[Data records]
_____

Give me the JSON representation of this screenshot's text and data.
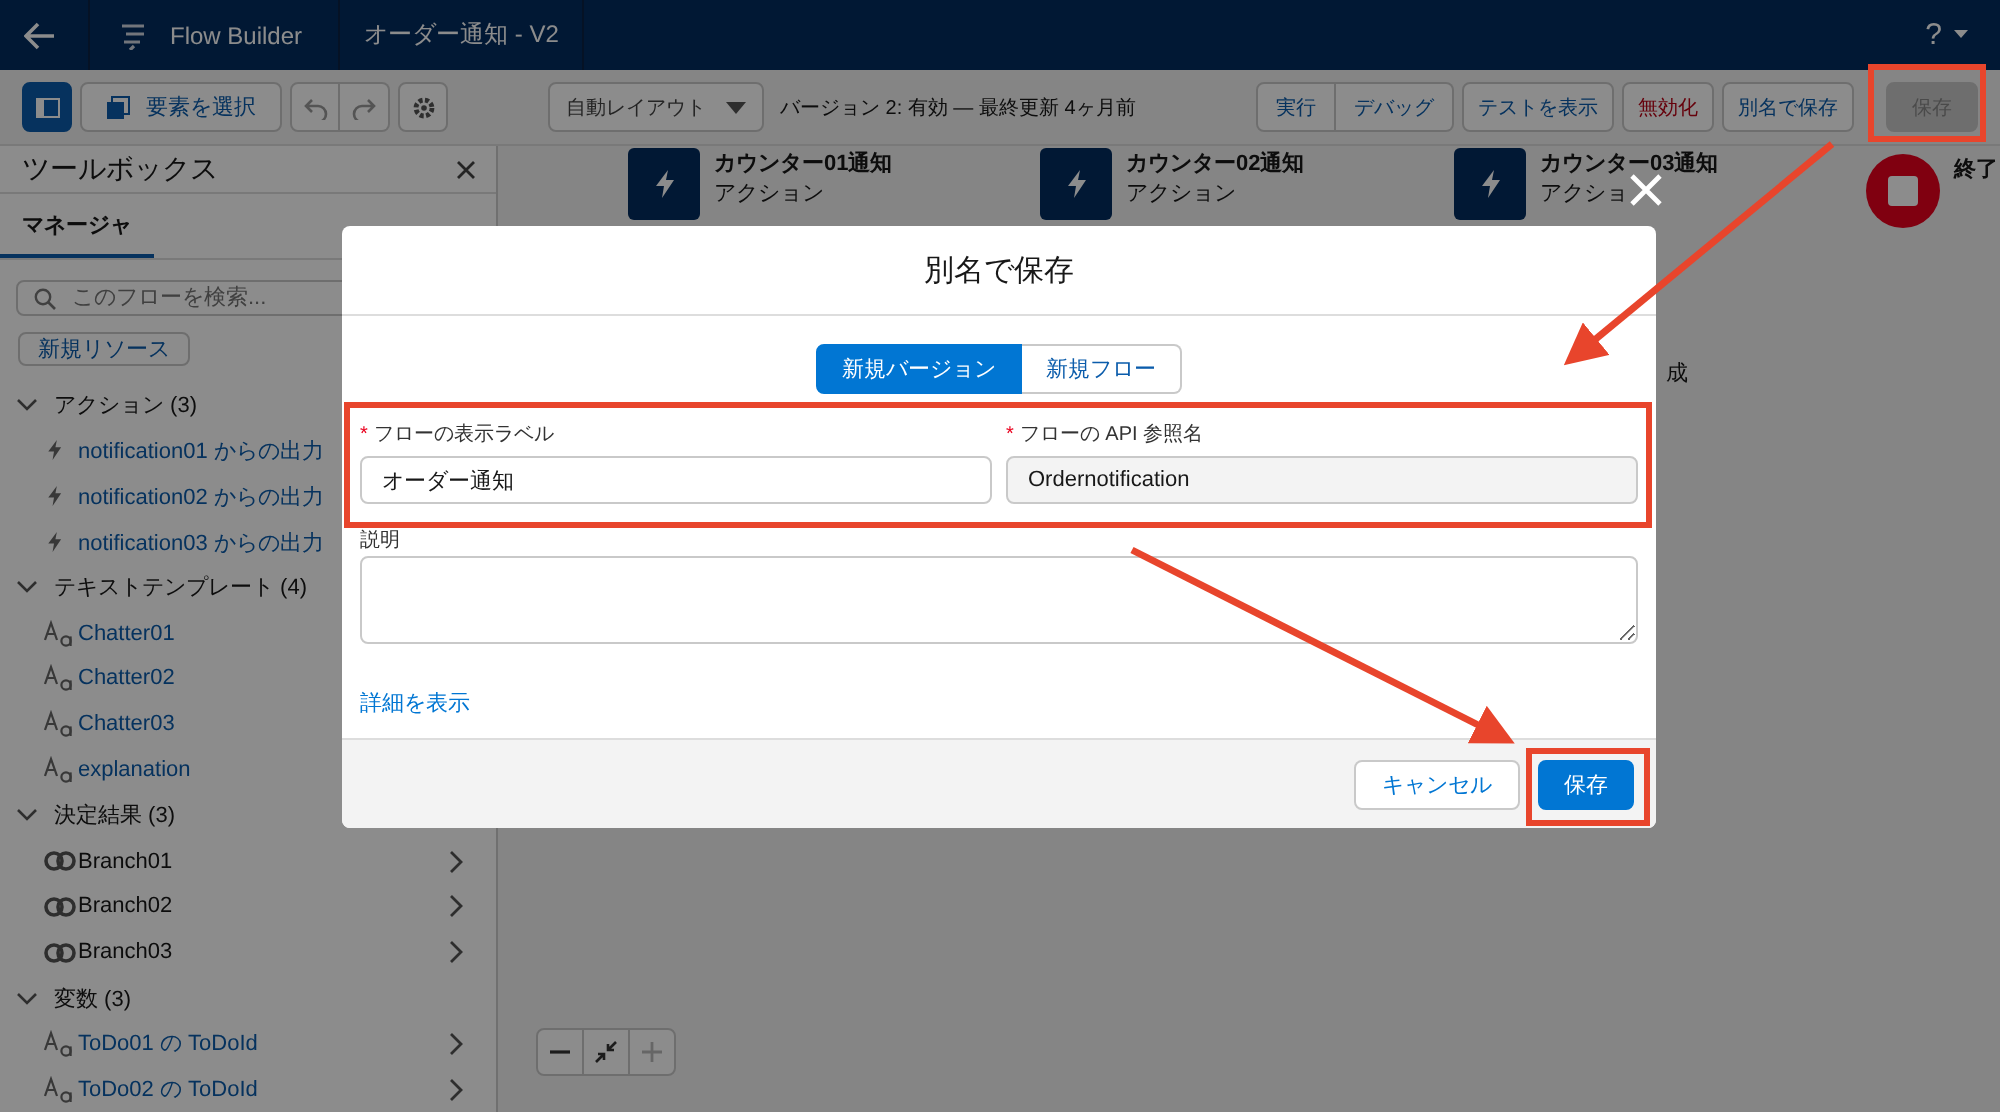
{
  "header": {
    "title": "Flow Builder",
    "flow_name": "オーダー通知 - V2",
    "help": "?"
  },
  "toolbar": {
    "select_button": "要素を選択",
    "layout_dropdown": "自動レイアウト",
    "version_info": "バージョン 2: 有効 — 最終更新 4ヶ月前",
    "buttons": [
      {
        "label": "実行",
        "kind": "group",
        "disabled": false
      },
      {
        "label": "デバッグ",
        "kind": "group",
        "disabled": false
      },
      {
        "label": "テストを表示",
        "kind": "plain",
        "disabled": false
      },
      {
        "label": "無効化",
        "kind": "danger",
        "disabled": false
      },
      {
        "label": "別名で保存",
        "kind": "plain",
        "disabled": false
      },
      {
        "label": "保存",
        "kind": "plain",
        "disabled": true
      }
    ]
  },
  "toolbox": {
    "title": "ツールボックス",
    "tabs": [
      {
        "label": "マネージャ",
        "selected": true
      }
    ],
    "search": {
      "placeholder": "このフローを検索..."
    },
    "new_resource_button": "新規リソース",
    "sections": [
      {
        "label": "アクション (3)",
        "expanded": true,
        "children": [
          {
            "label": "notification01 からの出力",
            "kind": "action"
          },
          {
            "label": "notification02 からの出力",
            "kind": "action"
          },
          {
            "label": "notification03 からの出力",
            "kind": "action"
          }
        ]
      },
      {
        "label": "テキストテンプレート (4)",
        "expanded": true,
        "children": [
          {
            "label": "Chatter01",
            "kind": "text"
          },
          {
            "label": "Chatter02",
            "kind": "text"
          },
          {
            "label": "Chatter03",
            "kind": "text"
          },
          {
            "label": "explanation",
            "kind": "text"
          }
        ]
      },
      {
        "label": "決定結果 (3)",
        "expanded": true,
        "children": [
          {
            "label": "Branch01",
            "kind": "decision",
            "drill": true
          },
          {
            "label": "Branch02",
            "kind": "decision",
            "drill": true
          },
          {
            "label": "Branch03",
            "kind": "decision",
            "drill": true
          }
        ]
      },
      {
        "label": "変数 (3)",
        "expanded": true,
        "children": [
          {
            "label": "ToDo01 の ToDoId",
            "kind": "variable",
            "drill": true
          },
          {
            "label": "ToDo02 の ToDoId",
            "kind": "variable",
            "drill": true
          }
        ]
      }
    ]
  },
  "canvas": {
    "nodes": [
      {
        "title": "カウンター01通知",
        "subtitle": "アクション",
        "kind": "action"
      },
      {
        "title": "カウンター02通知",
        "subtitle": "アクション",
        "kind": "action"
      },
      {
        "title": "カウンター03通知",
        "subtitle": "アクショ",
        "kind": "action"
      },
      {
        "title": "終了",
        "kind": "end"
      }
    ],
    "fragment": "成",
    "zoom_controls": [
      {
        "kind": "zoom-out",
        "disabled": false
      },
      {
        "kind": "fit",
        "disabled": false
      },
      {
        "kind": "zoom-in",
        "disabled": true
      }
    ]
  },
  "modal": {
    "title": "別名で保存",
    "modes": [
      {
        "label": "新規バージョン",
        "selected": true
      },
      {
        "label": "新規フロー",
        "selected": false
      }
    ],
    "fields": [
      {
        "label": "フローの表示ラベル",
        "required_mark": "*",
        "value": "オーダー通知",
        "disabled": false
      },
      {
        "label": "フローの API 参照名",
        "required_mark": "*",
        "value": "Ordernotification",
        "disabled": true
      }
    ],
    "description": {
      "label": "説明"
    },
    "details_link": "詳細を表示",
    "cancel_button": "キャンセル",
    "save_button": "保存"
  }
}
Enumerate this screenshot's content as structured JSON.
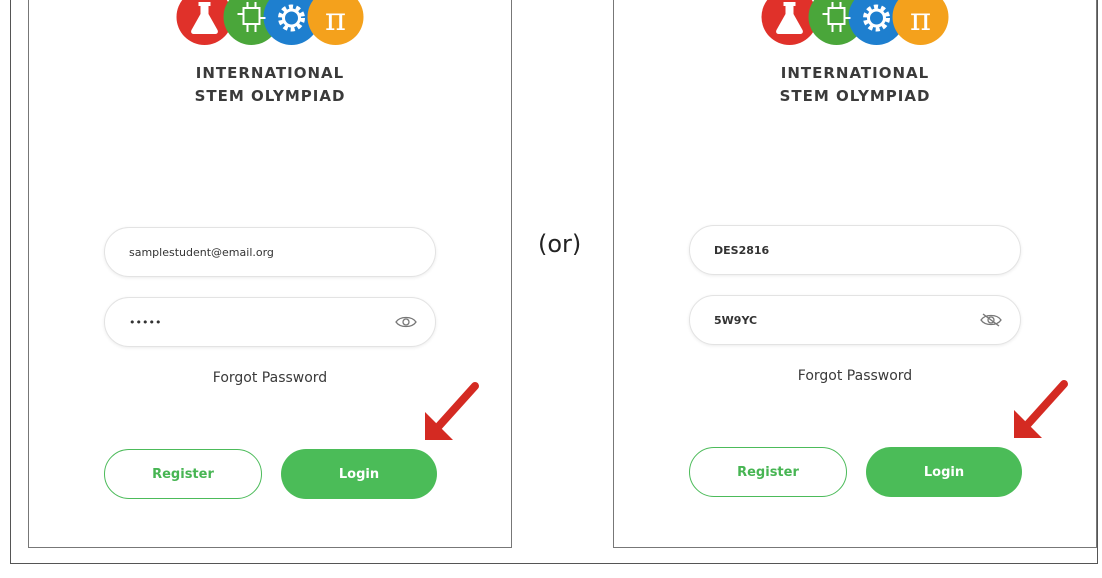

_____

Task objective —
Quote every line of the records above exactly; no picture is to be copied.

Answer for this exercise —
Give me the JSON representation of this screenshot's text and data.
{
  "header": {
    "title": "Flow Builder",
    "flow_name": "オーダー通知 - V2",
    "help": "?"
  },
  "toolbar": {
    "select_button": "要素を選択",
    "layout_dropdown": "自動レイアウト",
    "version_info": "バージョン 2: 有効 — 最終更新 4ヶ月前",
    "buttons": [
      {
        "label": "実行",
        "kind": "group",
        "disabled": false
      },
      {
        "label": "デバッグ",
        "kind": "group",
        "disabled": false
      },
      {
        "label": "テストを表示",
        "kind": "plain",
        "disabled": false
      },
      {
        "label": "無効化",
        "kind": "danger",
        "disabled": false
      },
      {
        "label": "別名で保存",
        "kind": "plain",
        "disabled": false
      },
      {
        "label": "保存",
        "kind": "plain",
        "disabled": true
      }
    ]
  },
  "toolbox": {
    "title": "ツールボックス",
    "tabs": [
      {
        "label": "マネージャ",
        "selected": true
      }
    ],
    "search": {
      "placeholder": "このフローを検索..."
    },
    "new_resource_button": "新規リソース",
    "sections": [
      {
        "label": "アクション (3)",
        "expanded": true,
        "children": [
          {
            "label": "notification01 からの出力",
            "kind": "action"
          },
          {
            "label": "notification02 からの出力",
            "kind": "action"
          },
          {
            "label": "notification03 からの出力",
            "kind": "action"
          }
        ]
      },
      {
        "label": "テキストテンプレート (4)",
        "expanded": true,
        "children": [
          {
            "label": "Chatter01",
            "kind": "text"
          },
          {
            "label": "Chatter02",
            "kind": "text"
          },
          {
            "label": "Chatter03",
            "kind": "text"
          },
          {
            "label": "explanation",
            "kind": "text"
          }
        ]
      },
      {
        "label": "決定結果 (3)",
        "expanded": true,
        "children": [
          {
            "label": "Branch01",
            "kind": "decision",
            "drill": true
          },
          {
            "label": "Branch02",
            "kind": "decision",
            "drill": true
          },
          {
            "label": "Branch03",
            "kind": "decision",
            "drill": true
          }
        ]
      },
      {
        "label": "変数 (3)",
        "expanded": true,
        "children": [
          {
            "label": "ToDo01 の ToDoId",
            "kind": "variable",
            "drill": true
          },
          {
            "label": "ToDo02 の ToDoId",
            "kind": "variable",
            "drill": true
          }
        ]
      }
    ]
  },
  "canvas": {
    "nodes": [
      {
        "title": "カウンター01通知",
        "subtitle": "アクション",
        "kind": "action"
      },
      {
        "title": "カウンター02通知",
        "subtitle": "アクション",
        "kind": "action"
      },
      {
        "title": "カウンター03通知",
        "subtitle": "アクショ",
        "kind": "action"
      },
      {
        "title": "終了",
        "kind": "end"
      }
    ],
    "fragment": "成",
    "zoom_controls": [
      {
        "kind": "zoom-out",
        "disabled": false
      },
      {
        "kind": "fit",
        "disabled": false
      },
      {
        "kind": "zoom-in",
        "disabled": true
      }
    ]
  },
  "modal": {
    "title": "別名で保存",
    "modes": [
      {
        "label": "新規バージョン",
        "selected": true
      },
      {
        "label": "新規フロー",
        "selected": false
      }
    ],
    "fields": [
      {
        "label": "フローの表示ラベル",
        "required_mark": "*",
        "value": "オーダー通知",
        "disabled": false
      },
      {
        "label": "フローの API 参照名",
        "required_mark": "*",
        "value": "Ordernotification",
        "disabled": true
      }
    ],
    "description": {
      "label": "説明"
    },
    "details_link": "詳細を表示",
    "cancel_button": "キャンセル",
    "save_button": "保存"
  }
}
Enumerate this screenshot's content as structured JSON.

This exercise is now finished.